----- RECORDS FOR PROCESSING -----

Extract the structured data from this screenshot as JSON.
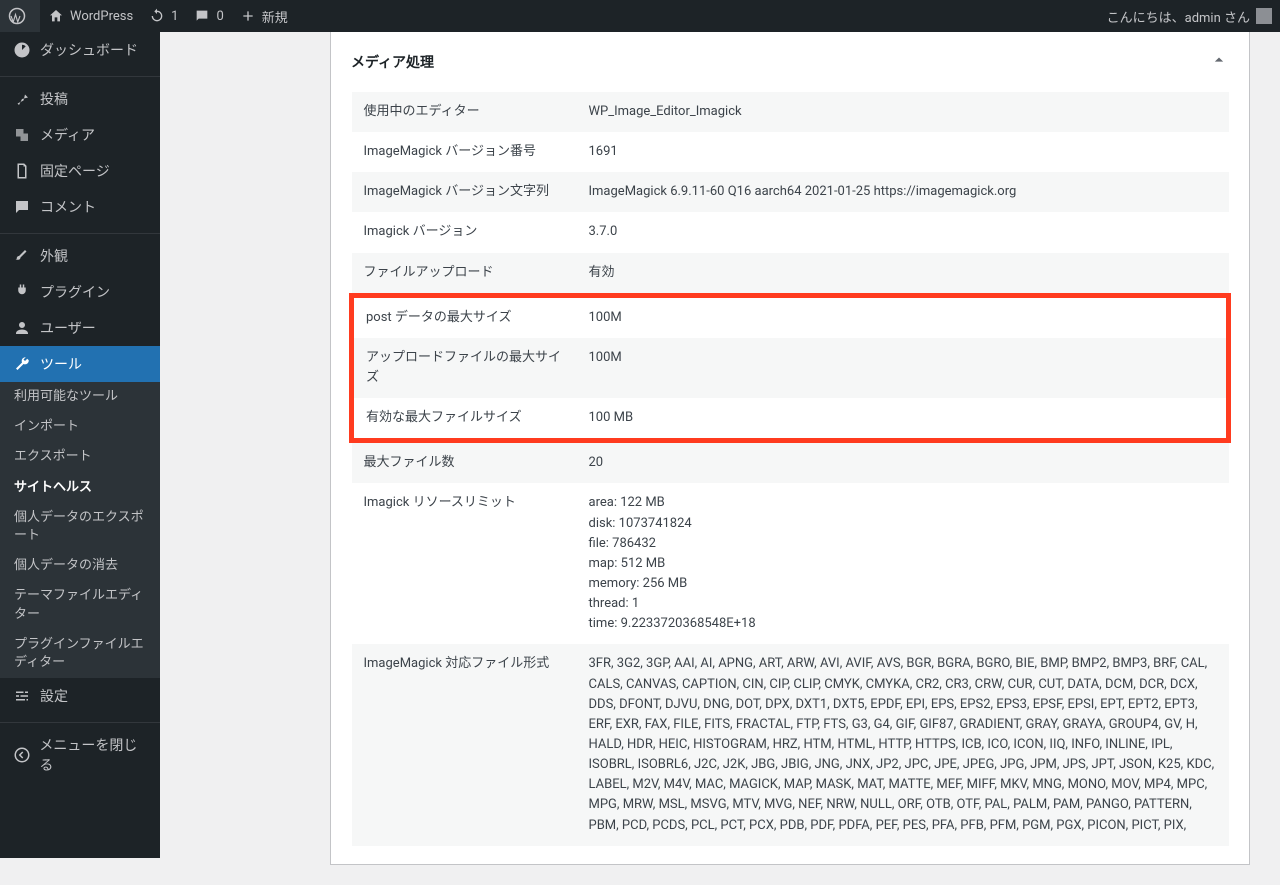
{
  "adminbar": {
    "site_name": "WordPress",
    "updates": "1",
    "comments": "0",
    "new": "新規",
    "greeting": "こんにちは、admin さん"
  },
  "sidebar": {
    "dashboard": "ダッシュボード",
    "posts": "投稿",
    "media": "メディア",
    "pages": "固定ページ",
    "comments": "コメント",
    "appearance": "外観",
    "plugins": "プラグイン",
    "users": "ユーザー",
    "tools": "ツール",
    "tools_submenu": {
      "available": "利用可能なツール",
      "import": "インポート",
      "export": "エクスポート",
      "site_health": "サイトヘルス",
      "export_data": "個人データのエクスポート",
      "erase_data": "個人データの消去",
      "theme_editor": "テーマファイルエディター",
      "plugin_editor": "プラグインファイルエディター"
    },
    "settings": "設定",
    "collapse": "メニューを閉じる"
  },
  "panel": {
    "title": "メディア処理",
    "rows": [
      {
        "label": "使用中のエディター",
        "value": "WP_Image_Editor_Imagick"
      },
      {
        "label": "ImageMagick バージョン番号",
        "value": "1691"
      },
      {
        "label": "ImageMagick バージョン文字列",
        "value": "ImageMagick 6.9.11-60 Q16 aarch64 2021-01-25 https://imagemagick.org"
      },
      {
        "label": "Imagick バージョン",
        "value": "3.7.0"
      },
      {
        "label": "ファイルアップロード",
        "value": "有効"
      },
      {
        "label": "post データの最大サイズ",
        "value": "100M",
        "hl": true
      },
      {
        "label": "アップロードファイルの最大サイズ",
        "value": "100M",
        "hl": true
      },
      {
        "label": "有効な最大ファイルサイズ",
        "value": "100 MB",
        "hl": true
      },
      {
        "label": "最大ファイル数",
        "value": "20"
      }
    ],
    "resource_limits": {
      "label": "Imagick リソースリミット",
      "lines": [
        "area: 122 MB",
        "disk: 1073741824",
        "file: 786432",
        "map: 512 MB",
        "memory: 256 MB",
        "thread: 1",
        "time: 9.2233720368548E+18"
      ]
    },
    "formats": {
      "label": "ImageMagick 対応ファイル形式",
      "value": "3FR, 3G2, 3GP, AAI, AI, APNG, ART, ARW, AVI, AVIF, AVS, BGR, BGRA, BGRO, BIE, BMP, BMP2, BMP3, BRF, CAL, CALS, CANVAS, CAPTION, CIN, CIP, CLIP, CMYK, CMYKA, CR2, CR3, CRW, CUR, CUT, DATA, DCM, DCR, DCX, DDS, DFONT, DJVU, DNG, DOT, DPX, DXT1, DXT5, EPDF, EPI, EPS, EPS2, EPS3, EPSF, EPSI, EPT, EPT2, EPT3, ERF, EXR, FAX, FILE, FITS, FRACTAL, FTP, FTS, G3, G4, GIF, GIF87, GRADIENT, GRAY, GRAYA, GROUP4, GV, H, HALD, HDR, HEIC, HISTOGRAM, HRZ, HTM, HTML, HTTP, HTTPS, ICB, ICO, ICON, IIQ, INFO, INLINE, IPL, ISOBRL, ISOBRL6, J2C, J2K, JBG, JBIG, JNG, JNX, JP2, JPC, JPE, JPEG, JPG, JPM, JPS, JPT, JSON, K25, KDC, LABEL, M2V, M4V, MAC, MAGICK, MAP, MASK, MAT, MATTE, MEF, MIFF, MKV, MNG, MONO, MOV, MP4, MPC, MPG, MRW, MSL, MSVG, MTV, MVG, NEF, NRW, NULL, ORF, OTB, OTF, PAL, PALM, PAM, PANGO, PATTERN, PBM, PCD, PCDS, PCL, PCT, PCX, PDB, PDF, PDFA, PEF, PES, PFA, PFB, PFM, PGM, PGX, PICON, PICT, PIX,"
    }
  }
}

-----

__WHAT IS BEING ASKED__: Set the pictures aside and transcribe the data above exactly.

__RESPONSE__:
Extract the structured data from this screenshot as JSON.
{
  "adminbar": {
    "site_name": "WordPress",
    "updates": "1",
    "comments": "0",
    "new": "新規",
    "greeting": "こんにちは、admin さん"
  },
  "sidebar": {
    "dashboard": "ダッシュボード",
    "posts": "投稿",
    "media": "メディア",
    "pages": "固定ページ",
    "comments": "コメント",
    "appearance": "外観",
    "plugins": "プラグイン",
    "users": "ユーザー",
    "tools": "ツール",
    "tools_submenu": {
      "available": "利用可能なツール",
      "import": "インポート",
      "export": "エクスポート",
      "site_health": "サイトヘルス",
      "export_data": "個人データのエクスポート",
      "erase_data": "個人データの消去",
      "theme_editor": "テーマファイルエディター",
      "plugin_editor": "プラグインファイルエディター"
    },
    "settings": "設定",
    "collapse": "メニューを閉じる"
  },
  "panel": {
    "title": "メディア処理",
    "rows": [
      {
        "label": "使用中のエディター",
        "value": "WP_Image_Editor_Imagick"
      },
      {
        "label": "ImageMagick バージョン番号",
        "value": "1691"
      },
      {
        "label": "ImageMagick バージョン文字列",
        "value": "ImageMagick 6.9.11-60 Q16 aarch64 2021-01-25 https://imagemagick.org"
      },
      {
        "label": "Imagick バージョン",
        "value": "3.7.0"
      },
      {
        "label": "ファイルアップロード",
        "value": "有効"
      },
      {
        "label": "post データの最大サイズ",
        "value": "100M",
        "hl": true
      },
      {
        "label": "アップロードファイルの最大サイズ",
        "value": "100M",
        "hl": true
      },
      {
        "label": "有効な最大ファイルサイズ",
        "value": "100 MB",
        "hl": true
      },
      {
        "label": "最大ファイル数",
        "value": "20"
      }
    ],
    "resource_limits": {
      "label": "Imagick リソースリミット",
      "lines": [
        "area: 122 MB",
        "disk: 1073741824",
        "file: 786432",
        "map: 512 MB",
        "memory: 256 MB",
        "thread: 1",
        "time: 9.2233720368548E+18"
      ]
    },
    "formats": {
      "label": "ImageMagick 対応ファイル形式",
      "value": "3FR, 3G2, 3GP, AAI, AI, APNG, ART, ARW, AVI, AVIF, AVS, BGR, BGRA, BGRO, BIE, BMP, BMP2, BMP3, BRF, CAL, CALS, CANVAS, CAPTION, CIN, CIP, CLIP, CMYK, CMYKA, CR2, CR3, CRW, CUR, CUT, DATA, DCM, DCR, DCX, DDS, DFONT, DJVU, DNG, DOT, DPX, DXT1, DXT5, EPDF, EPI, EPS, EPS2, EPS3, EPSF, EPSI, EPT, EPT2, EPT3, ERF, EXR, FAX, FILE, FITS, FRACTAL, FTP, FTS, G3, G4, GIF, GIF87, GRADIENT, GRAY, GRAYA, GROUP4, GV, H, HALD, HDR, HEIC, HISTOGRAM, HRZ, HTM, HTML, HTTP, HTTPS, ICB, ICO, ICON, IIQ, INFO, INLINE, IPL, ISOBRL, ISOBRL6, J2C, J2K, JBG, JBIG, JNG, JNX, JP2, JPC, JPE, JPEG, JPG, JPM, JPS, JPT, JSON, K25, KDC, LABEL, M2V, M4V, MAC, MAGICK, MAP, MASK, MAT, MATTE, MEF, MIFF, MKV, MNG, MONO, MOV, MP4, MPC, MPG, MRW, MSL, MSVG, MTV, MVG, NEF, NRW, NULL, ORF, OTB, OTF, PAL, PALM, PAM, PANGO, PATTERN, PBM, PCD, PCDS, PCL, PCT, PCX, PDB, PDF, PDFA, PEF, PES, PFA, PFB, PFM, PGM, PGX, PICON, PICT, PIX,"
    }
  }
}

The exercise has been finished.